### [TASK INSTRUCTIONS]
Print the listing below in its entirety, character for character.

====== LISTING ======

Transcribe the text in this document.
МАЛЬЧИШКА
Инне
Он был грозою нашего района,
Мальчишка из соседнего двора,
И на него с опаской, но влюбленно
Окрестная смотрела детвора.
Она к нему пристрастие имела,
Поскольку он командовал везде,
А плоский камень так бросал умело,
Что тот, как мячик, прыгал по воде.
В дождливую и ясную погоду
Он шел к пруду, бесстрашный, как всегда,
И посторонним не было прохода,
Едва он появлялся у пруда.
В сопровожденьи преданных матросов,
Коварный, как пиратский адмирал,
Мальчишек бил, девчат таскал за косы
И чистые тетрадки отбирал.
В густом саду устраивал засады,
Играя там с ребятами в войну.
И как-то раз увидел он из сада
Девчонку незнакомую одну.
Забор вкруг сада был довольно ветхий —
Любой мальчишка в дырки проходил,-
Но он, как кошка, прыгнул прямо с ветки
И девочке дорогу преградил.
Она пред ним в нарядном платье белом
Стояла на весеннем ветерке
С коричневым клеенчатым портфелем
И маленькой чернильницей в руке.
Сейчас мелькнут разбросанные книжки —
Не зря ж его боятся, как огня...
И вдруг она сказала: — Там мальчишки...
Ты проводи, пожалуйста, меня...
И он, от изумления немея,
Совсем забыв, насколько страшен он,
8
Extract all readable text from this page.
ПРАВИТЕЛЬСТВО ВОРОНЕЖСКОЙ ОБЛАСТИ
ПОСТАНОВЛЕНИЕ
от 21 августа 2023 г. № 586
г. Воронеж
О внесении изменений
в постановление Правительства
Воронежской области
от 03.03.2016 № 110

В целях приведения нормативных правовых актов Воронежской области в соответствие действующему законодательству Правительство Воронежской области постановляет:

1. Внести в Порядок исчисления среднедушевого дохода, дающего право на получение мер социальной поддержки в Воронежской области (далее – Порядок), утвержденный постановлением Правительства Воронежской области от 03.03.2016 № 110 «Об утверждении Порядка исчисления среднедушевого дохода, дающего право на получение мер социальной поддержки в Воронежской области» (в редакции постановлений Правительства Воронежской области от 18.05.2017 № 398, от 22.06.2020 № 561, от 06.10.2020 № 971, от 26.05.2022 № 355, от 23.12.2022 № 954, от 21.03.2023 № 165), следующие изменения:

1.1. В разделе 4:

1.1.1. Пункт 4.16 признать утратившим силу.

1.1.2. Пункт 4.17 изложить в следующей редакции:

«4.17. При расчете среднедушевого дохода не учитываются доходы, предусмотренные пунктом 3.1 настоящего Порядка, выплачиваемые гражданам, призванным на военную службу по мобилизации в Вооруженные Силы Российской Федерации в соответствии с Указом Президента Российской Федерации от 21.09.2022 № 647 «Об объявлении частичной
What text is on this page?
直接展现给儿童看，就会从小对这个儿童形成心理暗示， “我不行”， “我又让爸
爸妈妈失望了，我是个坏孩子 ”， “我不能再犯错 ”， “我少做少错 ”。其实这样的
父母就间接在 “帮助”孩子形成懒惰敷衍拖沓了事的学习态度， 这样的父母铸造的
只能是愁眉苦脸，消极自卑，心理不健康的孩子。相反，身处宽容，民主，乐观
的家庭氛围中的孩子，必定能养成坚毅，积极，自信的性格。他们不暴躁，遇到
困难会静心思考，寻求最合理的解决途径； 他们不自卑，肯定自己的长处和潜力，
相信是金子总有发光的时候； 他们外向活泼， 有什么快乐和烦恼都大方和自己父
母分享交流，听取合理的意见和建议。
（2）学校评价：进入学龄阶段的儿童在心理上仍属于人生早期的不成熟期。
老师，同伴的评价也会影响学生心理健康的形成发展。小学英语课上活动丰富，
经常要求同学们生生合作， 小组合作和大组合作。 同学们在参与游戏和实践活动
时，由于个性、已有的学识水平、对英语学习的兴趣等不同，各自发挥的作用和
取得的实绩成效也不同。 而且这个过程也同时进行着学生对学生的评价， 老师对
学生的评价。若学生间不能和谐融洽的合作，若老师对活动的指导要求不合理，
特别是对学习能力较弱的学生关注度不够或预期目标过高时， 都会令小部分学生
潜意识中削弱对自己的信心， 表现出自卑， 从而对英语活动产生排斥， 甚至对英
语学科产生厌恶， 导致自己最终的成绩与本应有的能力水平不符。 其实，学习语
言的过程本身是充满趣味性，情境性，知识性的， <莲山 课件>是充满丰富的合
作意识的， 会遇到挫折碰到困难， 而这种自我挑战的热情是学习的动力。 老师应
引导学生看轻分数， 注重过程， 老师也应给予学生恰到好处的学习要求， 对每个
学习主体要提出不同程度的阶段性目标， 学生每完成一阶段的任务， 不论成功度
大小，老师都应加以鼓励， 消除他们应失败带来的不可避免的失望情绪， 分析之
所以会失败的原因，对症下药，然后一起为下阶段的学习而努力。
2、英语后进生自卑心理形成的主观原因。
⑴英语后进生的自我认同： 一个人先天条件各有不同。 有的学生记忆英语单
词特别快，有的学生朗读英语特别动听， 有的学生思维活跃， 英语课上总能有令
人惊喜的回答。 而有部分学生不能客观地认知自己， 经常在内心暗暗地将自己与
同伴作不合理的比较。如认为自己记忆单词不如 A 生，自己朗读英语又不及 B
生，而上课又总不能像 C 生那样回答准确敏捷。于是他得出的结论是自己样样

======

### [TASK ANSWER]
Transcribe the text in this document.
МАЛЬЧИШКА
Инне
Он был грозою нашего района,
Мальчишка из соседнего двора,
И на него с опаской, но влюбленно
Окрестная смотрела детвора.
Она к нему пристрастие имела,
Поскольку он командовал везде,
А плоский камень так бросал умело,
Что тот, как мячик, прыгал по воде.
В дождливую и ясную погоду
Он шел к пруду, бесстрашный, как всегда,
И посторонним не было прохода,
Едва он появлялся у пруда.
В сопровожденьи преданных матросов,
Коварный, как пиратский адмирал,
Мальчишек бил, девчат таскал за косы
И чистые тетрадки отбирал.
В густом саду устраивал засады,
Играя там с ребятами в войну.
И как-то раз увидел он из сада
Девчонку незнакомую одну.
Забор вкруг сада был довольно ветхий —
Любой мальчишка в дырки проходил,-
Но он, как кошка, прыгнул прямо с ветки
И девочке дорогу преградил.
Она пред ним в нарядном платье белом
Стояла на весеннем ветерке
С коричневым клеенчатым портфелем
И маленькой чернильницей в руке.
Сейчас мелькнут разбросанные книжки —
Не зря ж его боятся, как огня...
И вдруг она сказала: — Там мальчишки...
Ты проводи, пожалуйста, меня...
И он, от изумления немея,
Совсем забыв, насколько страшен он,
8
Extract all readable text from this page.
ПРАВИТЕЛЬСТВО ВОРОНЕЖСКОЙ ОБЛАСТИ
ПОСТАНОВЛЕНИЕ
от 21 августа 2023 г. № 586
г. Воронеж
О внесении изменений
в постановление Правительства
Воронежской области
от 03.03.2016 № 110

В целях приведения нормативных правовых актов Воронежской области в соответствие действующему законодательству Правительство Воронежской области постановляет:

1. Внести в Порядок исчисления среднедушевого дохода, дающего право на получение мер социальной поддержки в Воронежской области (далее – Порядок), утвержденный постановлением Правительства Воронежской области от 03.03.2016 № 110 «Об утверждении Порядка исчисления среднедушевого дохода, дающего право на получение мер социальной поддержки в Воронежской области» (в редакции постановлений Правительства Воронежской области от 18.05.2017 № 398, от 22.06.2020 № 561, от 06.10.2020 № 971, от 26.05.2022 № 355, от 23.12.2022 № 954, от 21.03.2023 № 165), следующие изменения:

1.1. В разделе 4:

1.1.1. Пункт 4.16 признать утратившим силу.

1.1.2. Пункт 4.17 изложить в следующей редакции:

«4.17. При расчете среднедушевого дохода не учитываются доходы, предусмотренные пунктом 3.1 настоящего Порядка, выплачиваемые гражданам, призванным на военную службу по мобилизации в Вооруженные Силы Российской Федерации в соответствии с Указом Президента Российской Федерации от 21.09.2022 № 647 «Об объявлении частичной
What text is on this page?
直接展现给儿童看，就会从小对这个儿童形成心理暗示， “我不行”， “我又让爸
爸妈妈失望了，我是个坏孩子 ”， “我不能再犯错 ”， “我少做少错 ”。其实这样的
父母就间接在 “帮助”孩子形成懒惰敷衍拖沓了事的学习态度， 这样的父母铸造的
只能是愁眉苦脸，消极自卑，心理不健康的孩子。相反，身处宽容，民主，乐观
的家庭氛围中的孩子，必定能养成坚毅，积极，自信的性格。他们不暴躁，遇到
困难会静心思考，寻求最合理的解决途径； 他们不自卑，肯定自己的长处和潜力，
相信是金子总有发光的时候； 他们外向活泼， 有什么快乐和烦恼都大方和自己父
母分享交流，听取合理的意见和建议。
（2）学校评价：进入学龄阶段的儿童在心理上仍属于人生早期的不成熟期。
老师，同伴的评价也会影响学生心理健康的形成发展。小学英语课上活动丰富，
经常要求同学们生生合作， 小组合作和大组合作。 同学们在参与游戏和实践活动
时，由于个性、已有的学识水平、对英语学习的兴趣等不同，各自发挥的作用和
取得的实绩成效也不同。 而且这个过程也同时进行着学生对学生的评价， 老师对
学生的评价。若学生间不能和谐融洽的合作，若老师对活动的指导要求不合理，
特别是对学习能力较弱的学生关注度不够或预期目标过高时， 都会令小部分学生
潜意识中削弱对自己的信心， 表现出自卑， 从而对英语活动产生排斥， 甚至对英
语学科产生厌恶， 导致自己最终的成绩与本应有的能力水平不符。 其实，学习语
言的过程本身是充满趣味性，情境性，知识性的， <莲山 课件>是充满丰富的合
作意识的， 会遇到挫折碰到困难， 而这种自我挑战的热情是学习的动力。 老师应
引导学生看轻分数， 注重过程， 老师也应给予学生恰到好处的学习要求， 对每个
学习主体要提出不同程度的阶段性目标， 学生每完成一阶段的任务， 不论成功度
大小，老师都应加以鼓励， 消除他们应失败带来的不可避免的失望情绪， 分析之
所以会失败的原因，对症下药，然后一起为下阶段的学习而努力。
2、英语后进生自卑心理形成的主观原因。
⑴英语后进生的自我认同： 一个人先天条件各有不同。 有的学生记忆英语单
词特别快，有的学生朗读英语特别动听， 有的学生思维活跃， 英语课上总能有令
人惊喜的回答。 而有部分学生不能客观地认知自己， 经常在内心暗暗地将自己与
同伴作不合理的比较。如认为自己记忆单词不如 A 生，自己朗读英语又不及 B
生，而上课又总不能像 C 生那样回答准确敏捷。于是他得出的结论是自己样样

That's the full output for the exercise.